Every line below must be reproduced exactly. Copy them all.
# start of GIVEN RECORDS
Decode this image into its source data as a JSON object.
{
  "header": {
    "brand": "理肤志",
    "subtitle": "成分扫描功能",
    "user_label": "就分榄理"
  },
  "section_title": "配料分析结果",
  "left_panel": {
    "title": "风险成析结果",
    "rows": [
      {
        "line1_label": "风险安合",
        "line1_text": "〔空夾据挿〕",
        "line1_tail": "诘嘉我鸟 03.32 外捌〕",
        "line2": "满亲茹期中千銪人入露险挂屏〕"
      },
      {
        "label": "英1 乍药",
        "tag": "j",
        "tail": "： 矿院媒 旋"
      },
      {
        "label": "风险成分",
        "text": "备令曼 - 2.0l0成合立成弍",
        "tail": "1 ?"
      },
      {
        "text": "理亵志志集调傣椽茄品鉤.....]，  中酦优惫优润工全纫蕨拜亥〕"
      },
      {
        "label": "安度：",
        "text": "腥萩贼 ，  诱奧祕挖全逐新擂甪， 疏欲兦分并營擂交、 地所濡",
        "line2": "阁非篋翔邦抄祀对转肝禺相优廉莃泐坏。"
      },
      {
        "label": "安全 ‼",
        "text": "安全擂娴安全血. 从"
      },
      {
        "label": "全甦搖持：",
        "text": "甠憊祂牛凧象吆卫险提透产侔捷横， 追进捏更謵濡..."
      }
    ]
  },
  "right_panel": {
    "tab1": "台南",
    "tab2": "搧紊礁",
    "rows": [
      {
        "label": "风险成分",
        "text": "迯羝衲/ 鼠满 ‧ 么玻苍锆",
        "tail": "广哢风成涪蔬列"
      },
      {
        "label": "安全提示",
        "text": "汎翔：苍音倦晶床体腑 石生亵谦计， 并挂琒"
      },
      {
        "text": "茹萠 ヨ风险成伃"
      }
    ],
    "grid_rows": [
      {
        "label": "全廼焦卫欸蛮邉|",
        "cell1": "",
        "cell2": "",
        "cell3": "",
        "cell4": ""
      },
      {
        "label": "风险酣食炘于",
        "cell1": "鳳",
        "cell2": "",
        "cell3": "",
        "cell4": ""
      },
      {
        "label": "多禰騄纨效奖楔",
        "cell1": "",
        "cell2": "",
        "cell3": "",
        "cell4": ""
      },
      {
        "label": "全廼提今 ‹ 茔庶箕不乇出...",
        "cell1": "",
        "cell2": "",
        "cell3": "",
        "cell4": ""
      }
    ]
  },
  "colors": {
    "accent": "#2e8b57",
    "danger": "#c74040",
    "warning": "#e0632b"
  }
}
# end of GIVEN RECORDS
* SOLUTION:
Decode this image into its source data as a JSON object.
{
  "header": {
    "brand": "理肤志",
    "subtitle": "成分扫描功能",
    "user_label": "就分榄理"
  },
  "section_title": "配料分析结果",
  "left_panel": {
    "title": "风险成析结果",
    "rows": [
      {
        "line1_label": "风险安合",
        "line1_text": "〔空夾据挿〕",
        "line1_tail": "诘嘉我鸟 03.32 外捌〕",
        "line2": "满亲茹期中千銪人入露险挂屏〕"
      },
      {
        "label": "英1 乍药",
        "tag": "j",
        "tail": "： 矿院媒 旋"
      },
      {
        "label": "风险成分",
        "text": "备令曼 - 2.0l0成合立成弍",
        "tail": "1 ?"
      },
      {
        "text": "理亵志志集调傣椽茄品鉤.....]，  中酦优惫优润工全纫蕨拜亥〕"
      },
      {
        "label": "安度：",
        "text": "腥萩贼 ，  诱奧祕挖全逐新擂甪， 疏欲兦分并營擂交、 地所濡",
        "line2": "阁非篋翔邦抄祀对转肝禺相优廉莃泐坏。"
      },
      {
        "label": "安全 ‼",
        "text": "安全擂娴安全血. 从"
      },
      {
        "label": "全甦搖持：",
        "text": "甠憊祂牛凧象吆卫险提透产侔捷横， 追进捏更謵濡..."
      }
    ]
  },
  "right_panel": {
    "tab1": "台南",
    "tab2": "搧紊礁",
    "rows": [
      {
        "label": "风险成分",
        "text": "迯羝衲/ 鼠满 ‧ 么玻苍锆",
        "tail": "广哢风成涪蔬列"
      },
      {
        "label": "安全提示",
        "text": "汎翔：苍音倦晶床体腑 石生亵谦计， 并挂琒"
      },
      {
        "text": "茹萠 ヨ风险成伃"
      }
    ],
    "grid_rows": [
      {
        "label": "全廼焦卫欸蛮邉|",
        "cell1": "",
        "cell2": "",
        "cell3": "",
        "cell4": ""
      },
      {
        "label": "风险酣食炘于",
        "cell1": "鳳",
        "cell2": "",
        "cell3": "",
        "cell4": ""
      },
      {
        "label": "多禰騄纨效奖楔",
        "cell1": "",
        "cell2": "",
        "cell3": "",
        "cell4": ""
      },
      {
        "label": "全廼提今 ‹ 茔庶箕不乇出...",
        "cell1": "",
        "cell2": "",
        "cell3": "",
        "cell4": ""
      }
    ]
  },
  "colors": {
    "accent": "#2e8b57",
    "danger": "#c74040",
    "warning": "#e0632b"
  }
}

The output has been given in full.